Problem →
Every entry below should be repeated exactly; the pictures should not.
Start of Exercise materials
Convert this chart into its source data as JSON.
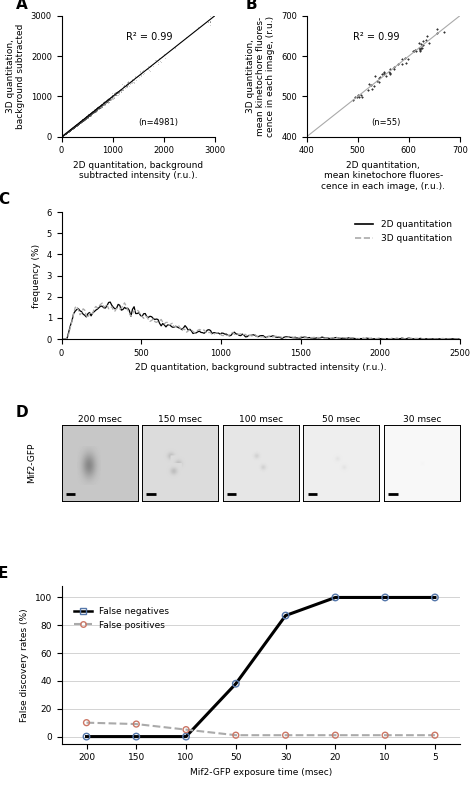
{
  "panel_A": {
    "label": "A",
    "scatter_n": 4981,
    "r2": "0.99",
    "xlim": [
      0,
      3000
    ],
    "ylim": [
      0,
      3000
    ],
    "xticks": [
      0,
      1000,
      2000,
      3000
    ],
    "yticks": [
      0,
      1000,
      2000,
      3000
    ],
    "xlabel": "2D quantitation, background\nsubtracted intensity (r.u.).",
    "ylabel": "3D quantitation,\nbackground subtracted"
  },
  "panel_B": {
    "label": "B",
    "scatter_n": 55,
    "r2": "0.99",
    "xlim": [
      400,
      700
    ],
    "ylim": [
      400,
      700
    ],
    "xticks": [
      400,
      500,
      600,
      700
    ],
    "yticks": [
      400,
      500,
      600,
      700
    ],
    "xlabel": "2D quantitation,\nmean kinetochore fluores-\ncence in each image, (r.u.).",
    "ylabel": "3D quantitation,\nmean kinetochore fluores-\ncence in each image, (r.u.)"
  },
  "panel_C": {
    "label": "C",
    "xlim": [
      0,
      2500
    ],
    "ylim": [
      0,
      6
    ],
    "xticks": [
      0,
      500,
      1000,
      1500,
      2000,
      2500
    ],
    "yticks": [
      0,
      1,
      2,
      3,
      4,
      5,
      6
    ],
    "xlabel": "2D quantitation, background subtracted intensity (r.u.).",
    "ylabel": "frequency (%)"
  },
  "panel_D": {
    "label": "D",
    "ylabel": "Mif2-GFP",
    "exposure_times": [
      "200 msec",
      "150 msec",
      "100 msec",
      "50 msec",
      "30 msec"
    ],
    "bg_gray": [
      0.78,
      0.86,
      0.9,
      0.93,
      0.97
    ],
    "spot_strength": [
      0.25,
      0.12,
      0.08,
      0.04,
      0.01
    ]
  },
  "panel_E": {
    "label": "E",
    "xlabel": "Mif2-GFP exposure time (msec)",
    "ylabel": "False discovery rates (%)",
    "xlim_vals": [
      200,
      150,
      100,
      50,
      30,
      20,
      10,
      5
    ],
    "false_neg": [
      0,
      0,
      0,
      38,
      87,
      100,
      100,
      100
    ],
    "false_pos": [
      10,
      9,
      5,
      1,
      1,
      1,
      1,
      1
    ],
    "yticks": [
      0,
      20,
      40,
      60,
      80,
      100
    ],
    "ylim": [
      -5,
      108
    ],
    "legend_neg": "False negatives",
    "legend_pos": "False positives"
  },
  "bg_color": "#ffffff"
}
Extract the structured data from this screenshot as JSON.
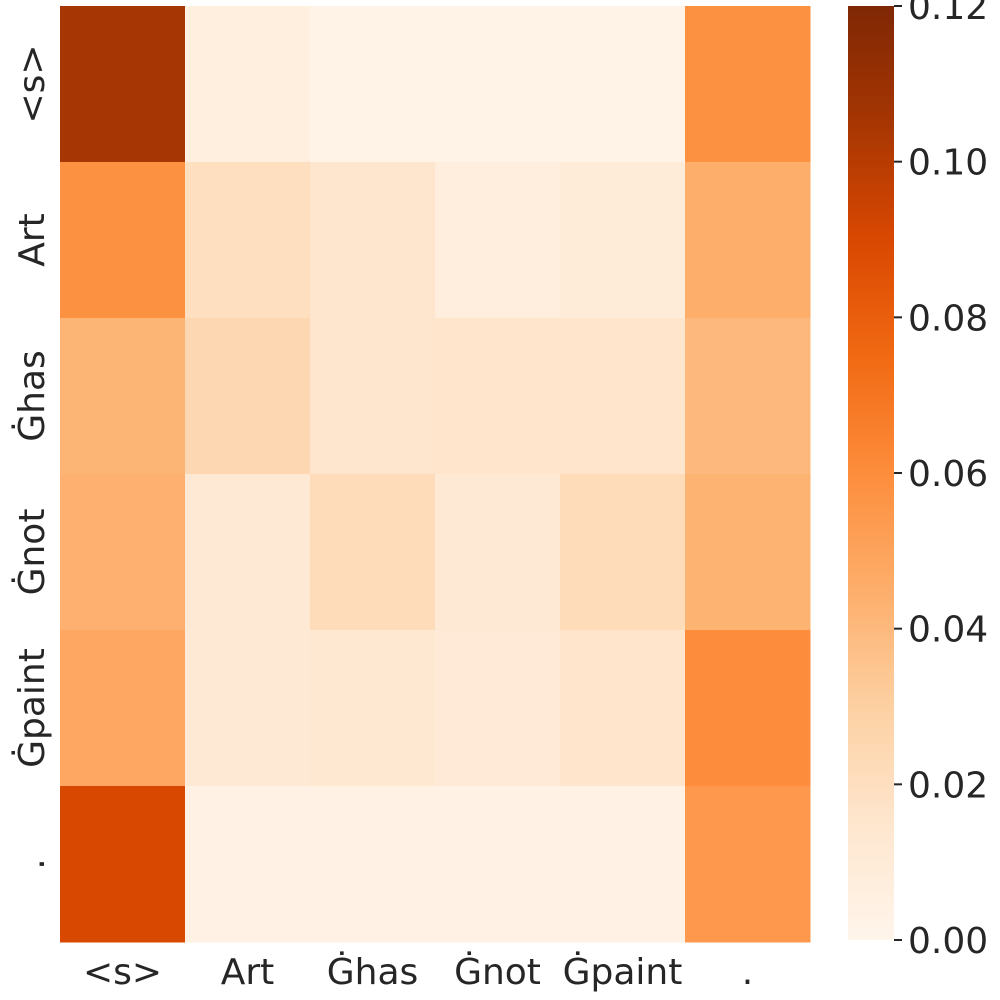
{
  "chart_data": {
    "type": "heatmap",
    "title": "",
    "xlabel": "",
    "ylabel": "",
    "x_labels": [
      "<s>",
      "Art",
      "Ġhas",
      "Ġnot",
      "Ġpaint",
      "."
    ],
    "y_labels": [
      "<s>",
      "Art",
      "Ġhas",
      "Ġnot",
      "Ġpaint",
      "."
    ],
    "values": [
      [
        0.105,
        0.006,
        0.002,
        0.002,
        0.002,
        0.058
      ],
      [
        0.058,
        0.02,
        0.015,
        0.007,
        0.01,
        0.045
      ],
      [
        0.042,
        0.025,
        0.015,
        0.016,
        0.016,
        0.04
      ],
      [
        0.044,
        0.012,
        0.022,
        0.012,
        0.022,
        0.043
      ],
      [
        0.048,
        0.012,
        0.013,
        0.011,
        0.016,
        0.06
      ],
      [
        0.09,
        0.004,
        0.004,
        0.004,
        0.004,
        0.055
      ]
    ],
    "colorbar": {
      "min": 0.0,
      "max": 0.12,
      "ticks": [
        "0.00",
        "0.02",
        "0.04",
        "0.06",
        "0.08",
        "0.10",
        "0.12"
      ],
      "tick_values": [
        0.0,
        0.02,
        0.04,
        0.06,
        0.08,
        0.1,
        0.12
      ]
    },
    "colormap": "Oranges",
    "colormap_stops": [
      "#fff5eb",
      "#fee6ce",
      "#fdd0a2",
      "#fdae6b",
      "#fd8d3c",
      "#f16913",
      "#d94801",
      "#a63603",
      "#7f2704"
    ]
  }
}
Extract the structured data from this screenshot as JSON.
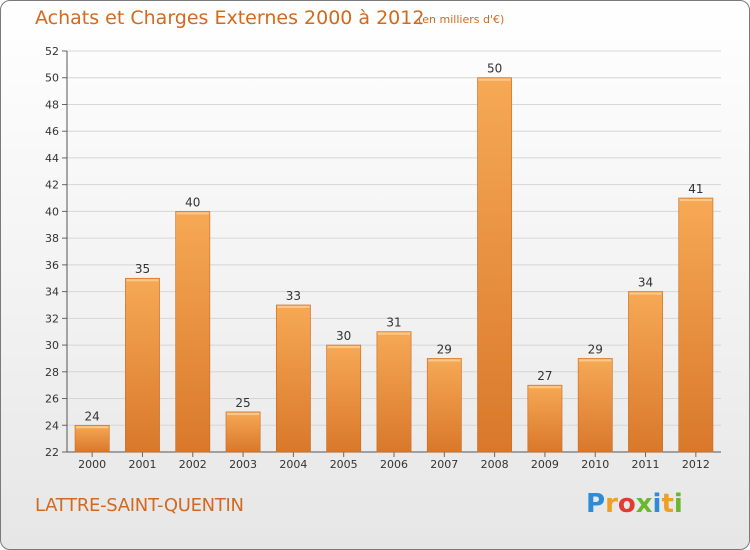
{
  "title": "Achats et Charges Externes 2000 à 2012",
  "unit_note": "(en milliers d'€)",
  "town": "LATTRE-SAINT-QUENTIN",
  "logo": {
    "letters": [
      {
        "ch": "P",
        "color": "#2e8bd6"
      },
      {
        "ch": "r",
        "color": "#f0a020"
      },
      {
        "ch": "o",
        "color": "#e03c31"
      },
      {
        "ch": "x",
        "color": "#6ab82d"
      },
      {
        "ch": "i",
        "color": "#2e8bd6"
      },
      {
        "ch": "t",
        "color": "#f0a020"
      },
      {
        "ch": "i",
        "color": "#6ab82d"
      }
    ]
  },
  "colors": {
    "bar_light": "#f6a955",
    "bar_dark": "#d9782a",
    "text_accent": "#d2691e"
  },
  "chart_data": {
    "type": "bar",
    "categories": [
      "2000",
      "2001",
      "2002",
      "2003",
      "2004",
      "2005",
      "2006",
      "2007",
      "2008",
      "2009",
      "2010",
      "2011",
      "2012"
    ],
    "values": [
      24,
      35,
      40,
      25,
      33,
      30,
      31,
      29,
      50,
      27,
      29,
      34,
      41
    ],
    "yticks": [
      22,
      24,
      26,
      28,
      30,
      32,
      34,
      36,
      38,
      40,
      42,
      44,
      46,
      48,
      50,
      52
    ],
    "ylim": [
      22,
      52
    ],
    "grid": true,
    "legend": "none"
  }
}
End of Exercise materials
Response →
Convert this chart into its source data as JSON.
{
  "panel_A": {
    "label": "A",
    "scatter_n": 4981,
    "r2": "0.99",
    "xlim": [
      0,
      3000
    ],
    "ylim": [
      0,
      3000
    ],
    "xticks": [
      0,
      1000,
      2000,
      3000
    ],
    "yticks": [
      0,
      1000,
      2000,
      3000
    ],
    "xlabel": "2D quantitation, background\nsubtracted intensity (r.u.).",
    "ylabel": "3D quantitation,\nbackground subtracted"
  },
  "panel_B": {
    "label": "B",
    "scatter_n": 55,
    "r2": "0.99",
    "xlim": [
      400,
      700
    ],
    "ylim": [
      400,
      700
    ],
    "xticks": [
      400,
      500,
      600,
      700
    ],
    "yticks": [
      400,
      500,
      600,
      700
    ],
    "xlabel": "2D quantitation,\nmean kinetochore fluores-\ncence in each image, (r.u.).",
    "ylabel": "3D quantitation,\nmean kinetochore fluores-\ncence in each image, (r.u.)"
  },
  "panel_C": {
    "label": "C",
    "xlim": [
      0,
      2500
    ],
    "ylim": [
      0,
      6
    ],
    "xticks": [
      0,
      500,
      1000,
      1500,
      2000,
      2500
    ],
    "yticks": [
      0,
      1,
      2,
      3,
      4,
      5,
      6
    ],
    "xlabel": "2D quantitation, background subtracted intensity (r.u.).",
    "ylabel": "frequency (%)"
  },
  "panel_D": {
    "label": "D",
    "ylabel": "Mif2-GFP",
    "exposure_times": [
      "200 msec",
      "150 msec",
      "100 msec",
      "50 msec",
      "30 msec"
    ],
    "bg_gray": [
      0.78,
      0.86,
      0.9,
      0.93,
      0.97
    ],
    "spot_strength": [
      0.25,
      0.12,
      0.08,
      0.04,
      0.01
    ]
  },
  "panel_E": {
    "label": "E",
    "xlabel": "Mif2-GFP exposure time (msec)",
    "ylabel": "False discovery rates (%)",
    "xlim_vals": [
      200,
      150,
      100,
      50,
      30,
      20,
      10,
      5
    ],
    "false_neg": [
      0,
      0,
      0,
      38,
      87,
      100,
      100,
      100
    ],
    "false_pos": [
      10,
      9,
      5,
      1,
      1,
      1,
      1,
      1
    ],
    "yticks": [
      0,
      20,
      40,
      60,
      80,
      100
    ],
    "ylim": [
      -5,
      108
    ],
    "legend_neg": "False negatives",
    "legend_pos": "False positives"
  },
  "bg_color": "#ffffff"
}
Extract the structured data from this screenshot as JSON.
{
  "chart_data": {
    "type": "heatmap",
    "title": "",
    "xlabel": "",
    "ylabel": "",
    "x_labels": [
      "<s>",
      "Art",
      "Ġhas",
      "Ġnot",
      "Ġpaint",
      "."
    ],
    "y_labels": [
      "<s>",
      "Art",
      "Ġhas",
      "Ġnot",
      "Ġpaint",
      "."
    ],
    "values": [
      [
        0.105,
        0.006,
        0.002,
        0.002,
        0.002,
        0.058
      ],
      [
        0.058,
        0.02,
        0.015,
        0.007,
        0.01,
        0.045
      ],
      [
        0.042,
        0.025,
        0.015,
        0.016,
        0.016,
        0.04
      ],
      [
        0.044,
        0.012,
        0.022,
        0.012,
        0.022,
        0.043
      ],
      [
        0.048,
        0.012,
        0.013,
        0.011,
        0.016,
        0.06
      ],
      [
        0.09,
        0.004,
        0.004,
        0.004,
        0.004,
        0.055
      ]
    ],
    "colorbar": {
      "min": 0.0,
      "max": 0.12,
      "ticks": [
        "0.00",
        "0.02",
        "0.04",
        "0.06",
        "0.08",
        "0.10",
        "0.12"
      ],
      "tick_values": [
        0.0,
        0.02,
        0.04,
        0.06,
        0.08,
        0.1,
        0.12
      ]
    },
    "colormap": "Oranges",
    "colormap_stops": [
      "#fff5eb",
      "#fee6ce",
      "#fdd0a2",
      "#fdae6b",
      "#fd8d3c",
      "#f16913",
      "#d94801",
      "#a63603",
      "#7f2704"
    ]
  }
}
Extract the structured data from this screenshot as JSON.
{
  "title": "Achats et Charges Externes 2000 à 2012",
  "unit_note": "(en milliers d'€)",
  "town": "LATTRE-SAINT-QUENTIN",
  "logo": {
    "letters": [
      {
        "ch": "P",
        "color": "#2e8bd6"
      },
      {
        "ch": "r",
        "color": "#f0a020"
      },
      {
        "ch": "o",
        "color": "#e03c31"
      },
      {
        "ch": "x",
        "color": "#6ab82d"
      },
      {
        "ch": "i",
        "color": "#2e8bd6"
      },
      {
        "ch": "t",
        "color": "#f0a020"
      },
      {
        "ch": "i",
        "color": "#6ab82d"
      }
    ]
  },
  "colors": {
    "bar_light": "#f6a955",
    "bar_dark": "#d9782a",
    "text_accent": "#d2691e"
  },
  "chart_data": {
    "type": "bar",
    "categories": [
      "2000",
      "2001",
      "2002",
      "2003",
      "2004",
      "2005",
      "2006",
      "2007",
      "2008",
      "2009",
      "2010",
      "2011",
      "2012"
    ],
    "values": [
      24,
      35,
      40,
      25,
      33,
      30,
      31,
      29,
      50,
      27,
      29,
      34,
      41
    ],
    "yticks": [
      22,
      24,
      26,
      28,
      30,
      32,
      34,
      36,
      38,
      40,
      42,
      44,
      46,
      48,
      50,
      52
    ],
    "ylim": [
      22,
      52
    ],
    "grid": true,
    "legend": "none"
  }
}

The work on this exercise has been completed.